Provided information:

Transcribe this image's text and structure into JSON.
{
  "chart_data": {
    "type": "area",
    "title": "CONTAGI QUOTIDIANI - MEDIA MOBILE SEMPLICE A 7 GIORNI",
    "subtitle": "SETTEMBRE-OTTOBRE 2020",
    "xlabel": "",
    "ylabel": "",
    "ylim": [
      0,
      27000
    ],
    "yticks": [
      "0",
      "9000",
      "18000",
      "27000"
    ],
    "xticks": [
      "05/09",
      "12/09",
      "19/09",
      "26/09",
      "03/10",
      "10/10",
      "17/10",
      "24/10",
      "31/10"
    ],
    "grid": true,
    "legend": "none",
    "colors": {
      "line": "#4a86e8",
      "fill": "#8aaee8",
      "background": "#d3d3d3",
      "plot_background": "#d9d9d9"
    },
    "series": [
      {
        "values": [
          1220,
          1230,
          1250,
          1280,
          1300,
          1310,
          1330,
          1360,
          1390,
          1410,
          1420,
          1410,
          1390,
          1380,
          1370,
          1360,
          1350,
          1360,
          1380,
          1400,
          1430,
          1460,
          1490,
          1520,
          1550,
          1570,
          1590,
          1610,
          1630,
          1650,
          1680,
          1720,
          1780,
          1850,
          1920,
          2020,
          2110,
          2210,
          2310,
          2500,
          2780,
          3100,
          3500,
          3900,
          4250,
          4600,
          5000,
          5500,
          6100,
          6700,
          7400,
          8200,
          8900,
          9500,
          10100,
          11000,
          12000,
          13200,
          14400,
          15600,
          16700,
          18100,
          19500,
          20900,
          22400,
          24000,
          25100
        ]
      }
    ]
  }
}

Exercise goal:
Write out the whole listing exactly.

Written answer:
Transcribe this image's text and structure into JSON.
{
  "chart_data": {
    "type": "area",
    "title": "CONTAGI QUOTIDIANI - MEDIA MOBILE SEMPLICE A 7 GIORNI",
    "subtitle": "SETTEMBRE-OTTOBRE 2020",
    "xlabel": "",
    "ylabel": "",
    "ylim": [
      0,
      27000
    ],
    "yticks": [
      "0",
      "9000",
      "18000",
      "27000"
    ],
    "xticks": [
      "05/09",
      "12/09",
      "19/09",
      "26/09",
      "03/10",
      "10/10",
      "17/10",
      "24/10",
      "31/10"
    ],
    "grid": true,
    "legend": "none",
    "colors": {
      "line": "#4a86e8",
      "fill": "#8aaee8",
      "background": "#d3d3d3",
      "plot_background": "#d9d9d9"
    },
    "series": [
      {
        "values": [
          1220,
          1230,
          1250,
          1280,
          1300,
          1310,
          1330,
          1360,
          1390,
          1410,
          1420,
          1410,
          1390,
          1380,
          1370,
          1360,
          1350,
          1360,
          1380,
          1400,
          1430,
          1460,
          1490,
          1520,
          1550,
          1570,
          1590,
          1610,
          1630,
          1650,
          1680,
          1720,
          1780,
          1850,
          1920,
          2020,
          2110,
          2210,
          2310,
          2500,
          2780,
          3100,
          3500,
          3900,
          4250,
          4600,
          5000,
          5500,
          6100,
          6700,
          7400,
          8200,
          8900,
          9500,
          10100,
          11000,
          12000,
          13200,
          14400,
          15600,
          16700,
          18100,
          19500,
          20900,
          22400,
          24000,
          25100
        ]
      }
    ]
  }
}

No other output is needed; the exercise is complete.